Are you able to retype all the records below exactly?

------------------------------

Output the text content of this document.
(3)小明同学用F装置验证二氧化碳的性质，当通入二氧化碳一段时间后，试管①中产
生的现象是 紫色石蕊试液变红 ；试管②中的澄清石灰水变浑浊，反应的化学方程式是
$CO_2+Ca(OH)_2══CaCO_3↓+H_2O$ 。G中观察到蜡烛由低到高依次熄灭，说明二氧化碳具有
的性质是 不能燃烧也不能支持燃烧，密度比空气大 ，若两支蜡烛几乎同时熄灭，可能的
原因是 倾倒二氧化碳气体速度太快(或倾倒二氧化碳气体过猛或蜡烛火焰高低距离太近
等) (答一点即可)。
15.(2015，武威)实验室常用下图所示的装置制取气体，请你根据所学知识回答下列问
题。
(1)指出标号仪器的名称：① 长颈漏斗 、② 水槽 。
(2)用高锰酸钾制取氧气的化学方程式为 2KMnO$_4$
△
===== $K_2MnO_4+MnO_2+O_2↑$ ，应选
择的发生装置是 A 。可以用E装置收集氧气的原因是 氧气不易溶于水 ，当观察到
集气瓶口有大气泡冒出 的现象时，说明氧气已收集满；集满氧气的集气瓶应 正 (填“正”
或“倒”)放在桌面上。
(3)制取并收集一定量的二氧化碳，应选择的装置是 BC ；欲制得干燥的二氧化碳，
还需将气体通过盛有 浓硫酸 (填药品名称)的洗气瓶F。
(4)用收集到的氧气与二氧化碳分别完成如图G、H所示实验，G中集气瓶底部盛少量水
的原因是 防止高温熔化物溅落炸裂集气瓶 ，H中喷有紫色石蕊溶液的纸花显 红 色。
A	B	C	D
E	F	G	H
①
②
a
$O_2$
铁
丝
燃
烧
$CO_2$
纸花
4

------------------------------

■ WRITTEN SOLUTION ■
Output the text content of this document.
(3)小明同学用F装置验证二氧化碳的性质，当通入二氧化碳一段时间后，试管①中产
生的现象是 紫色石蕊试液变红 ；试管②中的澄清石灰水变浑浊，反应的化学方程式是
$CO_2+Ca(OH)_2══CaCO_3↓+H_2O$ 。G中观察到蜡烛由低到高依次熄灭，说明二氧化碳具有
的性质是 不能燃烧也不能支持燃烧，密度比空气大 ，若两支蜡烛几乎同时熄灭，可能的
原因是 倾倒二氧化碳气体速度太快(或倾倒二氧化碳气体过猛或蜡烛火焰高低距离太近
等) (答一点即可)。
15.(2015，武威)实验室常用下图所示的装置制取气体，请你根据所学知识回答下列问
题。
(1)指出标号仪器的名称：① 长颈漏斗 、② 水槽 。
(2)用高锰酸钾制取氧气的化学方程式为 2KMnO$_4$
△
===== $K_2MnO_4+MnO_2+O_2↑$ ，应选
择的发生装置是 A 。可以用E装置收集氧气的原因是 氧气不易溶于水 ，当观察到
集气瓶口有大气泡冒出 的现象时，说明氧气已收集满；集满氧气的集气瓶应 正 (填“正”
或“倒”)放在桌面上。
(3)制取并收集一定量的二氧化碳，应选择的装置是 BC ；欲制得干燥的二氧化碳，
还需将气体通过盛有 浓硫酸 (填药品名称)的洗气瓶F。
(4)用收集到的氧气与二氧化碳分别完成如图G、H所示实验，G中集气瓶底部盛少量水
的原因是 防止高温熔化物溅落炸裂集气瓶 ，H中喷有紫色石蕊溶液的纸花显 红 色。
A	B	C	D
E	F	G	H
①
②
a
$O_2$
铁
丝
燃
烧
$CO_2$
纸花
4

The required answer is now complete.